### Your goal
Give back every record that follows, exactly as written.

### Data for analysis

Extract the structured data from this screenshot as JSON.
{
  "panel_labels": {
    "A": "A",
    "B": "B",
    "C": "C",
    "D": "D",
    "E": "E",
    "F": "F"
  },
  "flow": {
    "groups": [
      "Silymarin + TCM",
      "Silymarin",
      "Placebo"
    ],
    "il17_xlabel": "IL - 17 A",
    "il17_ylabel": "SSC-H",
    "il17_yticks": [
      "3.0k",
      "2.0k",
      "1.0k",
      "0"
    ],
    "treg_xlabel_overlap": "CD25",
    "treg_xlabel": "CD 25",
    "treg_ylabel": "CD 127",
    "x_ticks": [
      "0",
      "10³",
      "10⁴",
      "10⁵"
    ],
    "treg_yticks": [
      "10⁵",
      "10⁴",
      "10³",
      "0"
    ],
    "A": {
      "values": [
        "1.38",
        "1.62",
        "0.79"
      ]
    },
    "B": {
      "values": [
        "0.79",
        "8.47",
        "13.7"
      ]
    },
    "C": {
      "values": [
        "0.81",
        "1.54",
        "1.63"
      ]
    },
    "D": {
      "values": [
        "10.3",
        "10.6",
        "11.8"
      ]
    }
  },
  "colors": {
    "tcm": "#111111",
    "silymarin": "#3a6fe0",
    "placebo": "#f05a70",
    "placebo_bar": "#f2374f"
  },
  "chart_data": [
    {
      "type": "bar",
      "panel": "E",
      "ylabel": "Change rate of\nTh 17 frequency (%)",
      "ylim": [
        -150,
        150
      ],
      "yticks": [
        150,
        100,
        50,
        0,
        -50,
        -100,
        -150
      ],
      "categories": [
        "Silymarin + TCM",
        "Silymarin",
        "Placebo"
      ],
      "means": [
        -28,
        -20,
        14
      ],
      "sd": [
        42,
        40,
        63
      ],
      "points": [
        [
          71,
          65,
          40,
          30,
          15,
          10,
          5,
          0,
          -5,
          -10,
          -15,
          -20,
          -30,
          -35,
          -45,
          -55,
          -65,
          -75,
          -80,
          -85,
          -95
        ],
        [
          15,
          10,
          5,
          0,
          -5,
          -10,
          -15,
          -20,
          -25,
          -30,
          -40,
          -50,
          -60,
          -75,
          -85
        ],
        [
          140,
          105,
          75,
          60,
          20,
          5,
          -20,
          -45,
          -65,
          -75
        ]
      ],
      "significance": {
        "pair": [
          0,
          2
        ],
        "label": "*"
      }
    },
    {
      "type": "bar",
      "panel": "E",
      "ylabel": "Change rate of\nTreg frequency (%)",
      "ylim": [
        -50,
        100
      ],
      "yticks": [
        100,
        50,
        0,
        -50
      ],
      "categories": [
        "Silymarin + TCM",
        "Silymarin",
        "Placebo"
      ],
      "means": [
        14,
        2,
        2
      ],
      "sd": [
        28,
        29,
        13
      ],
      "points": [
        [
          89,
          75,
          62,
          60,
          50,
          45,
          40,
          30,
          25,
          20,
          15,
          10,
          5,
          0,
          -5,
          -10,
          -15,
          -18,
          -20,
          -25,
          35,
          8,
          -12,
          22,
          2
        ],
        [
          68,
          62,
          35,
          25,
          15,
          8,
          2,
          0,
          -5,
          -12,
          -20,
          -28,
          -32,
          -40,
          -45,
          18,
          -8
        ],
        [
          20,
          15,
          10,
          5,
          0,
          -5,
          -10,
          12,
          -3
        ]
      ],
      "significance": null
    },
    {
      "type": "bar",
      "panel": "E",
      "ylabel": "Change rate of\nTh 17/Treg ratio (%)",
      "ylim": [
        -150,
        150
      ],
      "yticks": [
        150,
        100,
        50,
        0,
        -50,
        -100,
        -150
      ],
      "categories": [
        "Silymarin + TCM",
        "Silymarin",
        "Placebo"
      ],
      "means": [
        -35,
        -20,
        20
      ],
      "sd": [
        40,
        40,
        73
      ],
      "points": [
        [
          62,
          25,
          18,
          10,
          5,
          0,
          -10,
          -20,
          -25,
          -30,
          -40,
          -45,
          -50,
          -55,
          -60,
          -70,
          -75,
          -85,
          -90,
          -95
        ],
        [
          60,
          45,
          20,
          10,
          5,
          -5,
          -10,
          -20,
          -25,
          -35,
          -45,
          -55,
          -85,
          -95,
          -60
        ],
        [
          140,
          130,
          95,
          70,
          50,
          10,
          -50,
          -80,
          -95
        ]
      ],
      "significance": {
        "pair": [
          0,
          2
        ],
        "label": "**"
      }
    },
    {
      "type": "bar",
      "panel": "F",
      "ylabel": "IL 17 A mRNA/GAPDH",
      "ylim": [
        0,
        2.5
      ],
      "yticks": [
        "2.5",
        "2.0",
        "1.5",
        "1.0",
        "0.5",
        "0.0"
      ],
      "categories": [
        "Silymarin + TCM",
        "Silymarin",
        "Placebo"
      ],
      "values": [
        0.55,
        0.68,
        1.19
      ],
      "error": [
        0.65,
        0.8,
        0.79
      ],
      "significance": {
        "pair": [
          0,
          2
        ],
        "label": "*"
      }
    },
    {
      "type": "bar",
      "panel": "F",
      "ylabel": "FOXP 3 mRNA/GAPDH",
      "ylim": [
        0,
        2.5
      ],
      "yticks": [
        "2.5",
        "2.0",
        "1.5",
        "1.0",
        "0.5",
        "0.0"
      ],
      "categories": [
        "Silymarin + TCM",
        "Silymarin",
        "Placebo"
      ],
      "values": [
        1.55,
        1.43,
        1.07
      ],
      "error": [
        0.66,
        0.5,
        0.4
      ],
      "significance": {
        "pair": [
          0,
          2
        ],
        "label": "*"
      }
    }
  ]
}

### Response to the task
Extract the structured data from this screenshot as JSON.
{
  "panel_labels": {
    "A": "A",
    "B": "B",
    "C": "C",
    "D": "D",
    "E": "E",
    "F": "F"
  },
  "flow": {
    "groups": [
      "Silymarin + TCM",
      "Silymarin",
      "Placebo"
    ],
    "il17_xlabel": "IL - 17 A",
    "il17_ylabel": "SSC-H",
    "il17_yticks": [
      "3.0k",
      "2.0k",
      "1.0k",
      "0"
    ],
    "treg_xlabel_overlap": "CD25",
    "treg_xlabel": "CD 25",
    "treg_ylabel": "CD 127",
    "x_ticks": [
      "0",
      "10³",
      "10⁴",
      "10⁵"
    ],
    "treg_yticks": [
      "10⁵",
      "10⁴",
      "10³",
      "0"
    ],
    "A": {
      "values": [
        "1.38",
        "1.62",
        "0.79"
      ]
    },
    "B": {
      "values": [
        "0.79",
        "8.47",
        "13.7"
      ]
    },
    "C": {
      "values": [
        "0.81",
        "1.54",
        "1.63"
      ]
    },
    "D": {
      "values": [
        "10.3",
        "10.6",
        "11.8"
      ]
    }
  },
  "colors": {
    "tcm": "#111111",
    "silymarin": "#3a6fe0",
    "placebo": "#f05a70",
    "placebo_bar": "#f2374f"
  },
  "chart_data": [
    {
      "type": "bar",
      "panel": "E",
      "ylabel": "Change rate of\nTh 17 frequency (%)",
      "ylim": [
        -150,
        150
      ],
      "yticks": [
        150,
        100,
        50,
        0,
        -50,
        -100,
        -150
      ],
      "categories": [
        "Silymarin + TCM",
        "Silymarin",
        "Placebo"
      ],
      "means": [
        -28,
        -20,
        14
      ],
      "sd": [
        42,
        40,
        63
      ],
      "points": [
        [
          71,
          65,
          40,
          30,
          15,
          10,
          5,
          0,
          -5,
          -10,
          -15,
          -20,
          -30,
          -35,
          -45,
          -55,
          -65,
          -75,
          -80,
          -85,
          -95
        ],
        [
          15,
          10,
          5,
          0,
          -5,
          -10,
          -15,
          -20,
          -25,
          -30,
          -40,
          -50,
          -60,
          -75,
          -85
        ],
        [
          140,
          105,
          75,
          60,
          20,
          5,
          -20,
          -45,
          -65,
          -75
        ]
      ],
      "significance": {
        "pair": [
          0,
          2
        ],
        "label": "*"
      }
    },
    {
      "type": "bar",
      "panel": "E",
      "ylabel": "Change rate of\nTreg frequency (%)",
      "ylim": [
        -50,
        100
      ],
      "yticks": [
        100,
        50,
        0,
        -50
      ],
      "categories": [
        "Silymarin + TCM",
        "Silymarin",
        "Placebo"
      ],
      "means": [
        14,
        2,
        2
      ],
      "sd": [
        28,
        29,
        13
      ],
      "points": [
        [
          89,
          75,
          62,
          60,
          50,
          45,
          40,
          30,
          25,
          20,
          15,
          10,
          5,
          0,
          -5,
          -10,
          -15,
          -18,
          -20,
          -25,
          35,
          8,
          -12,
          22,
          2
        ],
        [
          68,
          62,
          35,
          25,
          15,
          8,
          2,
          0,
          -5,
          -12,
          -20,
          -28,
          -32,
          -40,
          -45,
          18,
          -8
        ],
        [
          20,
          15,
          10,
          5,
          0,
          -5,
          -10,
          12,
          -3
        ]
      ],
      "significance": null
    },
    {
      "type": "bar",
      "panel": "E",
      "ylabel": "Change rate of\nTh 17/Treg ratio (%)",
      "ylim": [
        -150,
        150
      ],
      "yticks": [
        150,
        100,
        50,
        0,
        -50,
        -100,
        -150
      ],
      "categories": [
        "Silymarin + TCM",
        "Silymarin",
        "Placebo"
      ],
      "means": [
        -35,
        -20,
        20
      ],
      "sd": [
        40,
        40,
        73
      ],
      "points": [
        [
          62,
          25,
          18,
          10,
          5,
          0,
          -10,
          -20,
          -25,
          -30,
          -40,
          -45,
          -50,
          -55,
          -60,
          -70,
          -75,
          -85,
          -90,
          -95
        ],
        [
          60,
          45,
          20,
          10,
          5,
          -5,
          -10,
          -20,
          -25,
          -35,
          -45,
          -55,
          -85,
          -95,
          -60
        ],
        [
          140,
          130,
          95,
          70,
          50,
          10,
          -50,
          -80,
          -95
        ]
      ],
      "significance": {
        "pair": [
          0,
          2
        ],
        "label": "**"
      }
    },
    {
      "type": "bar",
      "panel": "F",
      "ylabel": "IL 17 A mRNA/GAPDH",
      "ylim": [
        0,
        2.5
      ],
      "yticks": [
        "2.5",
        "2.0",
        "1.5",
        "1.0",
        "0.5",
        "0.0"
      ],
      "categories": [
        "Silymarin + TCM",
        "Silymarin",
        "Placebo"
      ],
      "values": [
        0.55,
        0.68,
        1.19
      ],
      "error": [
        0.65,
        0.8,
        0.79
      ],
      "significance": {
        "pair": [
          0,
          2
        ],
        "label": "*"
      }
    },
    {
      "type": "bar",
      "panel": "F",
      "ylabel": "FOXP 3 mRNA/GAPDH",
      "ylim": [
        0,
        2.5
      ],
      "yticks": [
        "2.5",
        "2.0",
        "1.5",
        "1.0",
        "0.5",
        "0.0"
      ],
      "categories": [
        "Silymarin + TCM",
        "Silymarin",
        "Placebo"
      ],
      "values": [
        1.55,
        1.43,
        1.07
      ],
      "error": [
        0.66,
        0.5,
        0.4
      ],
      "significance": {
        "pair": [
          0,
          2
        ],
        "label": "*"
      }
    }
  ]
}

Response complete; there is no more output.